Dataset excerpt:
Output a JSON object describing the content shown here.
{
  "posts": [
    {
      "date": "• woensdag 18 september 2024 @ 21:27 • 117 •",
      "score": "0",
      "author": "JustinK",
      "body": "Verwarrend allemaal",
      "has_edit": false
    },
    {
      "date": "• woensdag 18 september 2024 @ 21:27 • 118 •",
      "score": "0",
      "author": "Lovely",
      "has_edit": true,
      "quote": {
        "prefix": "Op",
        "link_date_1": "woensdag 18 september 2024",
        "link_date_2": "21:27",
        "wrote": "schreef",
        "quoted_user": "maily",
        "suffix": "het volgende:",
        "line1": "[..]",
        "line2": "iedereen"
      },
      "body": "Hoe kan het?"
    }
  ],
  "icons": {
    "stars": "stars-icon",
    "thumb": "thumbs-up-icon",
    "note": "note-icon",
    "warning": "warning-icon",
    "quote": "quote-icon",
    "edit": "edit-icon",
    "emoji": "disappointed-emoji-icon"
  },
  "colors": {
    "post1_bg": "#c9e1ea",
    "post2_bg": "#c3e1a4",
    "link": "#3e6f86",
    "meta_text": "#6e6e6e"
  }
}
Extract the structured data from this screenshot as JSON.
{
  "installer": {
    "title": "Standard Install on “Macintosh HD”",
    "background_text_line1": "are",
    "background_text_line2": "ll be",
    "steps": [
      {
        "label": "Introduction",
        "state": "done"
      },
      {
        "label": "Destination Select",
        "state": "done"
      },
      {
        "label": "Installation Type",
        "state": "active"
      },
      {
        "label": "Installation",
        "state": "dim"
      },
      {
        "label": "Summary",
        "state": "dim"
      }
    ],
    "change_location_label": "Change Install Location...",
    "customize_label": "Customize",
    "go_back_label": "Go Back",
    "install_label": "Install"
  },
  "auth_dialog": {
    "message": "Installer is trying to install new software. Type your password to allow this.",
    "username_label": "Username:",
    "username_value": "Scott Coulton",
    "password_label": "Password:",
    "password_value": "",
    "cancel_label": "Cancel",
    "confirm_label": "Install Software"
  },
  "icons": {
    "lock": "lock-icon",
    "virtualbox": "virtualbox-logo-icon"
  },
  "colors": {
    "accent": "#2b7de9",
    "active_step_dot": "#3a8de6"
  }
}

STATED PROBLEM
Write out the entries above once more, without altering anything.

REPLY
Output a JSON object describing the content shown here.
{
  "posts": [
    {
      "date": "• woensdag 18 september 2024 @ 21:27 • 117 •",
      "score": "0",
      "author": "JustinK",
      "body": "Verwarrend allemaal",
      "has_edit": false
    },
    {
      "date": "• woensdag 18 september 2024 @ 21:27 • 118 •",
      "score": "0",
      "author": "Lovely",
      "has_edit": true,
      "quote": {
        "prefix": "Op",
        "link_date_1": "woensdag 18 september 2024",
        "link_date_2": "21:27",
        "wrote": "schreef",
        "quoted_user": "maily",
        "suffix": "het volgende:",
        "line1": "[..]",
        "line2": "iedereen"
      },
      "body": "Hoe kan het?"
    }
  ],
  "icons": {
    "stars": "stars-icon",
    "thumb": "thumbs-up-icon",
    "note": "note-icon",
    "warning": "warning-icon",
    "quote": "quote-icon",
    "edit": "edit-icon",
    "emoji": "disappointed-emoji-icon"
  },
  "colors": {
    "post1_bg": "#c9e1ea",
    "post2_bg": "#c3e1a4",
    "link": "#3e6f86",
    "meta_text": "#6e6e6e"
  }
}
Extract the structured data from this screenshot as JSON.
{
  "installer": {
    "title": "Standard Install on “Macintosh HD”",
    "background_text_line1": "are",
    "background_text_line2": "ll be",
    "steps": [
      {
        "label": "Introduction",
        "state": "done"
      },
      {
        "label": "Destination Select",
        "state": "done"
      },
      {
        "label": "Installation Type",
        "state": "active"
      },
      {
        "label": "Installation",
        "state": "dim"
      },
      {
        "label": "Summary",
        "state": "dim"
      }
    ],
    "change_location_label": "Change Install Location...",
    "customize_label": "Customize",
    "go_back_label": "Go Back",
    "install_label": "Install"
  },
  "auth_dialog": {
    "message": "Installer is trying to install new software. Type your password to allow this.",
    "username_label": "Username:",
    "username_value": "Scott Coulton",
    "password_label": "Password:",
    "password_value": "",
    "cancel_label": "Cancel",
    "confirm_label": "Install Software"
  },
  "icons": {
    "lock": "lock-icon",
    "virtualbox": "virtualbox-logo-icon"
  },
  "colors": {
    "accent": "#2b7de9",
    "active_step_dot": "#3a8de6"
  }
}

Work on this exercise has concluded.